→ **Short exercise**: Below are entries. Pull out all lines containing "sollen".

================

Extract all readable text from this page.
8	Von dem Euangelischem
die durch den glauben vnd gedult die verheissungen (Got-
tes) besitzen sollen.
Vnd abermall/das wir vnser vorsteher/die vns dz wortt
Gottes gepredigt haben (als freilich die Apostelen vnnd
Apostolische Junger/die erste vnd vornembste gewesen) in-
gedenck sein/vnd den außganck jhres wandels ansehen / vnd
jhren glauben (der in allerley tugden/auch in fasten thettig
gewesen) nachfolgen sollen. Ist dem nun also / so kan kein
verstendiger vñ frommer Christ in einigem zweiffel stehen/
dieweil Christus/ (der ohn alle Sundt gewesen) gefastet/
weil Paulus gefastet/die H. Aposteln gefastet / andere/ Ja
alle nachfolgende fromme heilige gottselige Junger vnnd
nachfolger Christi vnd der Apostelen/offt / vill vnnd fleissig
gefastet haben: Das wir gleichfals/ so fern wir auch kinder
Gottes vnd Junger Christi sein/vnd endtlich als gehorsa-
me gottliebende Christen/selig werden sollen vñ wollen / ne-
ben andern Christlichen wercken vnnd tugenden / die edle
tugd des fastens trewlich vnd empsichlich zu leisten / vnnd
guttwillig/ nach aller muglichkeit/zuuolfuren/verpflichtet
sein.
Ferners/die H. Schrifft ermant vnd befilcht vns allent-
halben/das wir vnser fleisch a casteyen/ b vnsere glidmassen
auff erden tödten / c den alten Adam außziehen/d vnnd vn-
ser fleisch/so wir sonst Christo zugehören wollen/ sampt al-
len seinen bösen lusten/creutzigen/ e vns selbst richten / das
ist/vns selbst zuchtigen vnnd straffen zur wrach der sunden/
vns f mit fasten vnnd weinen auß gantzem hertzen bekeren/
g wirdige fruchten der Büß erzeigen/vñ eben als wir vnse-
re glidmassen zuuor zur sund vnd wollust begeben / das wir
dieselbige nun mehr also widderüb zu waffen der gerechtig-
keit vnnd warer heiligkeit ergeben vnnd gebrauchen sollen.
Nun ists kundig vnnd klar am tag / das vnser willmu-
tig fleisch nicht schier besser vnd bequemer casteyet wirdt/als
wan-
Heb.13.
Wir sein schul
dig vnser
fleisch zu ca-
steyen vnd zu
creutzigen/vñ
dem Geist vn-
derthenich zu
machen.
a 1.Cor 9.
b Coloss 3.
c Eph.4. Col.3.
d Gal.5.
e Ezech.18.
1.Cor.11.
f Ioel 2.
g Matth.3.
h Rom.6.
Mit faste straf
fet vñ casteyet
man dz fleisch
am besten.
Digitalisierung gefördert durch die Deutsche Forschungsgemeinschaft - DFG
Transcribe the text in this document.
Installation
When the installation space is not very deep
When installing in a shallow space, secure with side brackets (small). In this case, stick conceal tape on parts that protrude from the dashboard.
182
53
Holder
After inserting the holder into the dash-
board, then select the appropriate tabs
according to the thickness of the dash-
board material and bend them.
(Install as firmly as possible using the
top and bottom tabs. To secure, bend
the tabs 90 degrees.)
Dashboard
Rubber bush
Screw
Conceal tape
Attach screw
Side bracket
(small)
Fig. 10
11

================

→ **Exercise response**:
tes) besitzen sollen.
gewesen) nachfolgen sollen. Ist dem nun also / so kan kein
me gottliebende Christen/selig werden sollen vñ wollen / ne-
keit vnnd warer heiligkeit ergeben vnnd gebrauchen sollen.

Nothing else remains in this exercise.